▸ **YOUR GOAL**
Quote the listing below in full and exactly as written, but omit every picture.

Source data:
┏━━
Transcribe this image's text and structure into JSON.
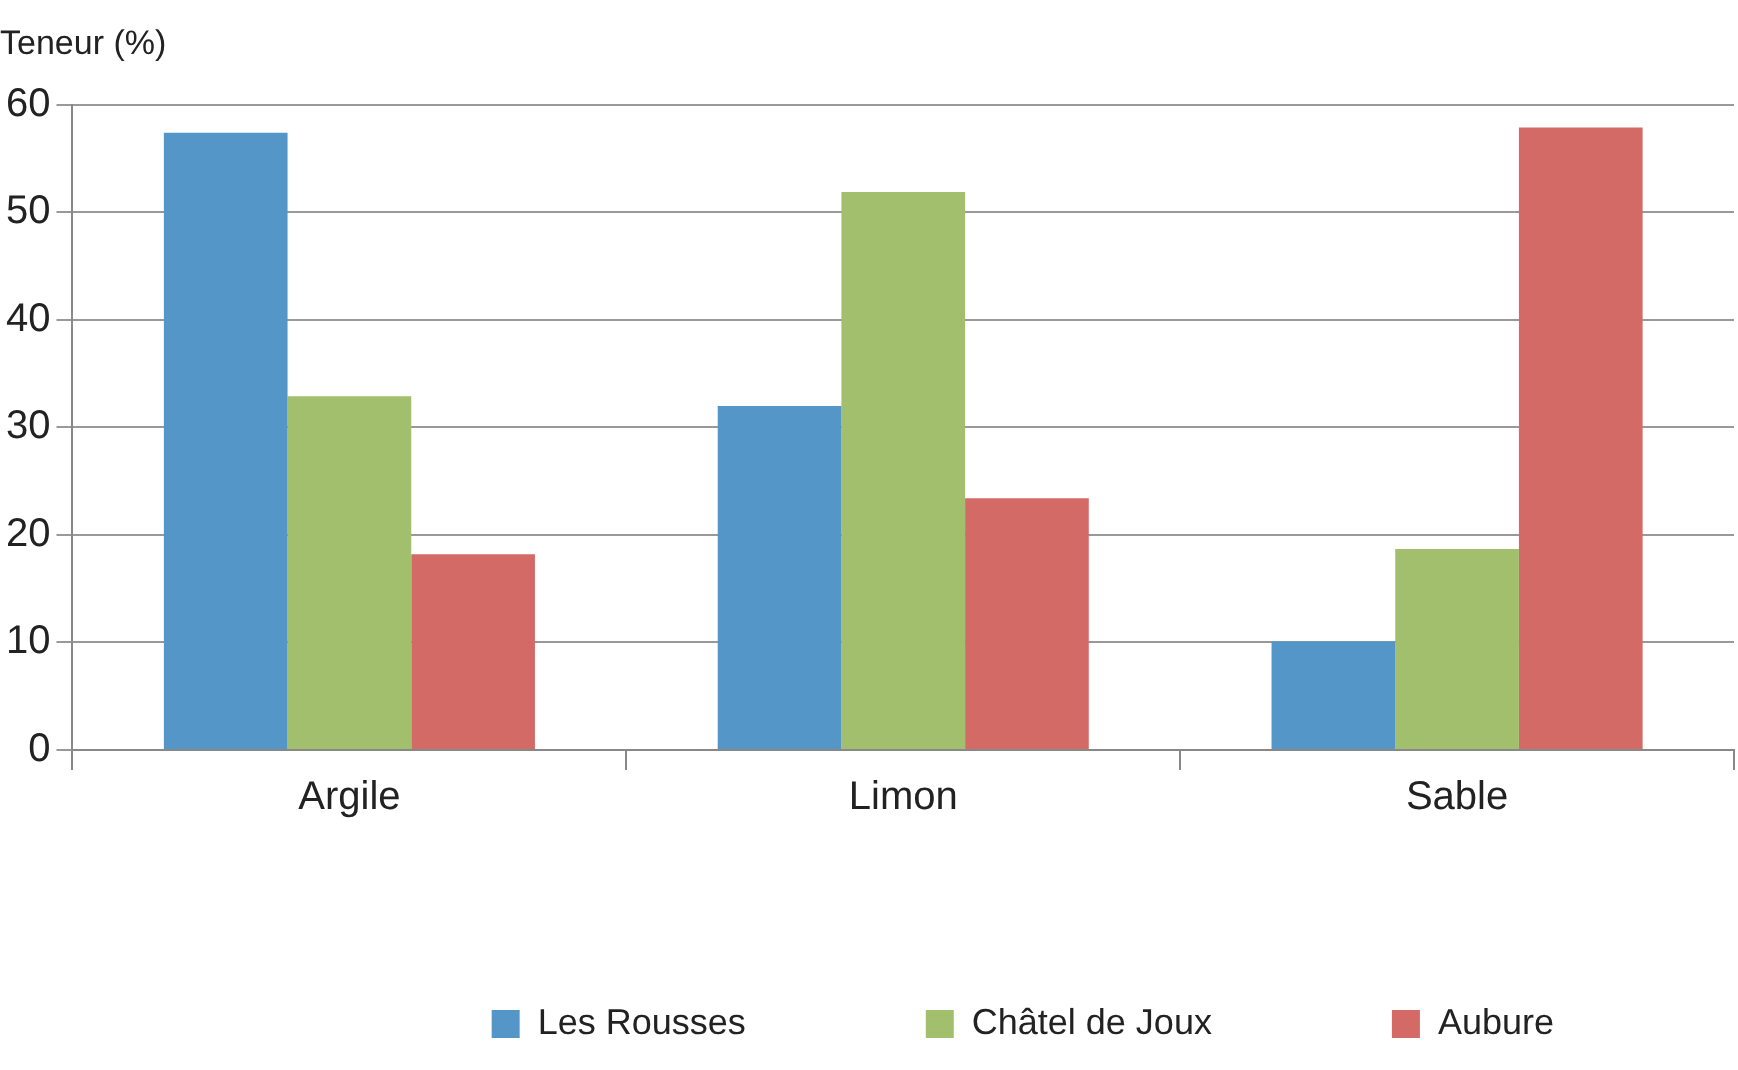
{
  "chart_data": {
    "type": "bar",
    "ylabel": "Teneur (%)",
    "categories": [
      "Argile",
      "Limon",
      "Sable"
    ],
    "series": [
      {
        "name": "Les Rousses",
        "color": "#5496c8",
        "values": [
          57.4,
          32.0,
          10.1
        ]
      },
      {
        "name": "Châtel de Joux",
        "color": "#a2bf6e",
        "values": [
          32.9,
          51.9,
          18.7
        ]
      },
      {
        "name": "Aubure",
        "color": "#d46a66",
        "values": [
          18.2,
          23.4,
          57.9
        ]
      }
    ],
    "ylim": [
      0,
      60
    ],
    "yticks": [
      0,
      10,
      20,
      30,
      40,
      50,
      60
    ],
    "grid": "y",
    "legend": "bottom"
  }
}
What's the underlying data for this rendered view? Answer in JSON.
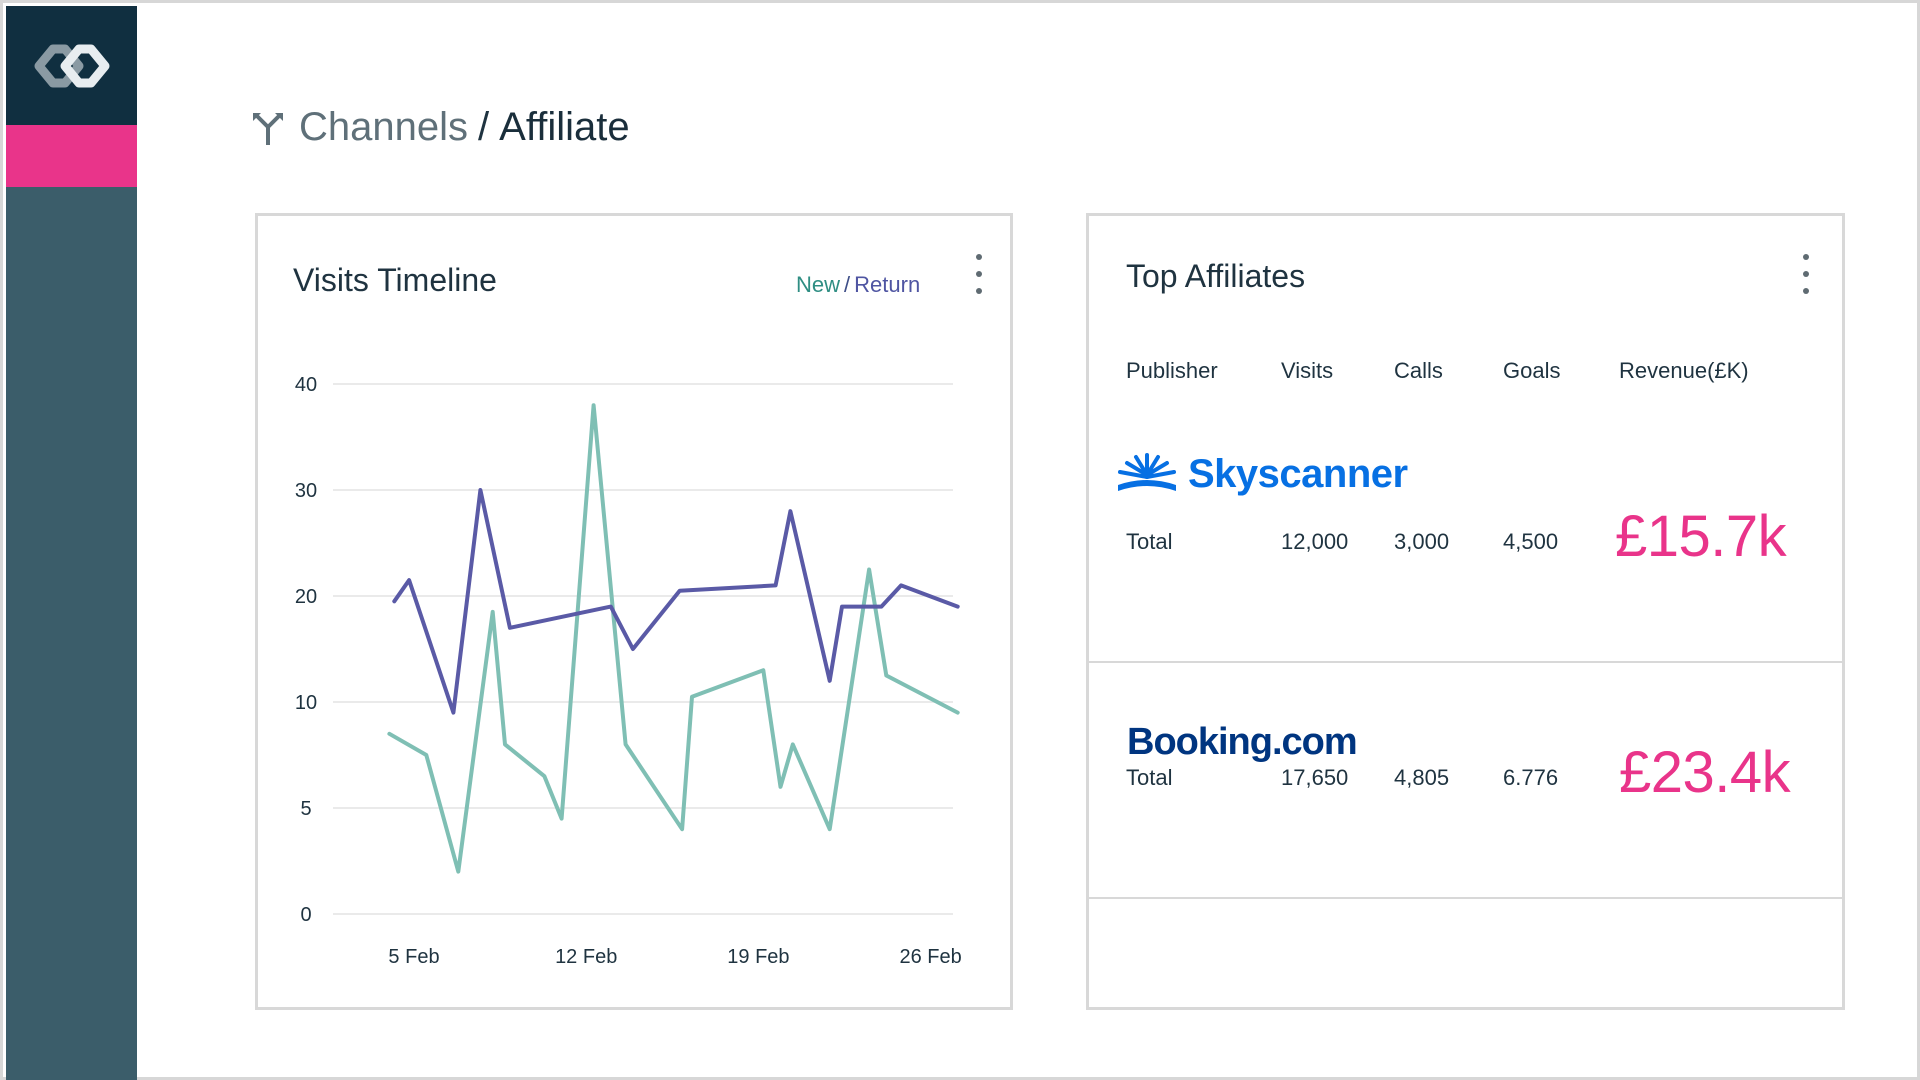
{
  "breadcrumb": {
    "parent": "Channels",
    "separator": "/",
    "current": "Affiliate"
  },
  "visits_card": {
    "title": "Visits Timeline",
    "legend_new": "New",
    "legend_sep": "/",
    "legend_return": "Return"
  },
  "chart_data": {
    "type": "line",
    "title": "Visits Timeline",
    "xlabel": "",
    "ylabel": "",
    "y_ticks": [
      0,
      5,
      10,
      20,
      30,
      40
    ],
    "x_ticks": [
      "5 Feb",
      "12 Feb",
      "19 Feb",
      "26 Feb"
    ],
    "grid": true,
    "legend": "top-right",
    "colors": {
      "new": "#7fbfb4",
      "return": "#5a5aa6"
    },
    "series": [
      {
        "name": "New",
        "points": [
          [
            4.0,
            8.5
          ],
          [
            5.5,
            7.5
          ],
          [
            6.8,
            2.0
          ],
          [
            8.2,
            18.5
          ],
          [
            8.7,
            8.0
          ],
          [
            10.3,
            6.5
          ],
          [
            11.0,
            4.5
          ],
          [
            12.3,
            38.0
          ],
          [
            13.6,
            8.0
          ],
          [
            15.9,
            4.0
          ],
          [
            16.3,
            10.5
          ],
          [
            19.2,
            13.0
          ],
          [
            19.9,
            6.0
          ],
          [
            20.4,
            8.0
          ],
          [
            21.9,
            4.0
          ],
          [
            23.5,
            22.5
          ],
          [
            24.2,
            12.5
          ],
          [
            27.1,
            9.5
          ]
        ]
      },
      {
        "name": "Return",
        "points": [
          [
            4.2,
            19.5
          ],
          [
            4.8,
            21.5
          ],
          [
            6.6,
            9.5
          ],
          [
            7.7,
            30.0
          ],
          [
            8.9,
            17.0
          ],
          [
            13.0,
            19.0
          ],
          [
            13.9,
            15.0
          ],
          [
            15.8,
            20.5
          ],
          [
            19.7,
            21.0
          ],
          [
            20.3,
            28.0
          ],
          [
            21.9,
            12.0
          ],
          [
            22.4,
            19.0
          ],
          [
            24.0,
            19.0
          ],
          [
            24.8,
            21.0
          ],
          [
            27.1,
            19.0
          ]
        ]
      }
    ]
  },
  "affiliates_card": {
    "title": "Top Affiliates",
    "columns": [
      "Publisher",
      "Visits",
      "Calls",
      "Goals",
      "Revenue(£K)"
    ],
    "rows": [
      {
        "publisher": "Skyscanner",
        "total_label": "Total",
        "visits": "12,000",
        "calls": "3,000",
        "goals": "4,500",
        "revenue": "£15.7k"
      },
      {
        "publisher": "Booking.com",
        "total_label": "Total",
        "visits": "17,650",
        "calls": "4,805",
        "goals": "6.776",
        "revenue": "£23.4k"
      }
    ]
  },
  "colors": {
    "sidebar": "#3b5d6a",
    "sidebar_logo_bg": "#102f40",
    "accent": "#e9348a",
    "new_series": "#7fbfb4",
    "return_series": "#5a5aa6"
  },
  "icons": {
    "app_logo": "infinity-logo-icon",
    "breadcrumb": "channels-fork-icon",
    "menu": "kebab-menu-icon"
  }
}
┗━━
▸ **ANSWER TO THIS EXERCISE**
Transcribe this image's text and structure into JSON.
{
  "chart_data": {
    "type": "bar",
    "ylabel": "Teneur (%)",
    "categories": [
      "Argile",
      "Limon",
      "Sable"
    ],
    "series": [
      {
        "name": "Les Rousses",
        "color": "#5496c8",
        "values": [
          57.4,
          32.0,
          10.1
        ]
      },
      {
        "name": "Châtel de Joux",
        "color": "#a2bf6e",
        "values": [
          32.9,
          51.9,
          18.7
        ]
      },
      {
        "name": "Aubure",
        "color": "#d46a66",
        "values": [
          18.2,
          23.4,
          57.9
        ]
      }
    ],
    "ylim": [
      0,
      60
    ],
    "yticks": [
      0,
      10,
      20,
      30,
      40,
      50,
      60
    ],
    "grid": "y",
    "legend": "bottom"
  }
}
What's the underlying data for this rendered view? Answer in JSON.
{
  "breadcrumb": {
    "parent": "Channels",
    "separator": "/",
    "current": "Affiliate"
  },
  "visits_card": {
    "title": "Visits Timeline",
    "legend_new": "New",
    "legend_sep": "/",
    "legend_return": "Return"
  },
  "chart_data": {
    "type": "line",
    "title": "Visits Timeline",
    "xlabel": "",
    "ylabel": "",
    "y_ticks": [
      0,
      5,
      10,
      20,
      30,
      40
    ],
    "x_ticks": [
      "5 Feb",
      "12 Feb",
      "19 Feb",
      "26 Feb"
    ],
    "grid": true,
    "legend": "top-right",
    "colors": {
      "new": "#7fbfb4",
      "return": "#5a5aa6"
    },
    "series": [
      {
        "name": "New",
        "points": [
          [
            4.0,
            8.5
          ],
          [
            5.5,
            7.5
          ],
          [
            6.8,
            2.0
          ],
          [
            8.2,
            18.5
          ],
          [
            8.7,
            8.0
          ],
          [
            10.3,
            6.5
          ],
          [
            11.0,
            4.5
          ],
          [
            12.3,
            38.0
          ],
          [
            13.6,
            8.0
          ],
          [
            15.9,
            4.0
          ],
          [
            16.3,
            10.5
          ],
          [
            19.2,
            13.0
          ],
          [
            19.9,
            6.0
          ],
          [
            20.4,
            8.0
          ],
          [
            21.9,
            4.0
          ],
          [
            23.5,
            22.5
          ],
          [
            24.2,
            12.5
          ],
          [
            27.1,
            9.5
          ]
        ]
      },
      {
        "name": "Return",
        "points": [
          [
            4.2,
            19.5
          ],
          [
            4.8,
            21.5
          ],
          [
            6.6,
            9.5
          ],
          [
            7.7,
            30.0
          ],
          [
            8.9,
            17.0
          ],
          [
            13.0,
            19.0
          ],
          [
            13.9,
            15.0
          ],
          [
            15.8,
            20.5
          ],
          [
            19.7,
            21.0
          ],
          [
            20.3,
            28.0
          ],
          [
            21.9,
            12.0
          ],
          [
            22.4,
            19.0
          ],
          [
            24.0,
            19.0
          ],
          [
            24.8,
            21.0
          ],
          [
            27.1,
            19.0
          ]
        ]
      }
    ]
  },
  "affiliates_card": {
    "title": "Top Affiliates",
    "columns": [
      "Publisher",
      "Visits",
      "Calls",
      "Goals",
      "Revenue(£K)"
    ],
    "rows": [
      {
        "publisher": "Skyscanner",
        "total_label": "Total",
        "visits": "12,000",
        "calls": "3,000",
        "goals": "4,500",
        "revenue": "£15.7k"
      },
      {
        "publisher": "Booking.com",
        "total_label": "Total",
        "visits": "17,650",
        "calls": "4,805",
        "goals": "6.776",
        "revenue": "£23.4k"
      }
    ]
  },
  "colors": {
    "sidebar": "#3b5d6a",
    "sidebar_logo_bg": "#102f40",
    "accent": "#e9348a",
    "new_series": "#7fbfb4",
    "return_series": "#5a5aa6"
  },
  "icons": {
    "app_logo": "infinity-logo-icon",
    "breadcrumb": "channels-fork-icon",
    "menu": "kebab-menu-icon"
  }
}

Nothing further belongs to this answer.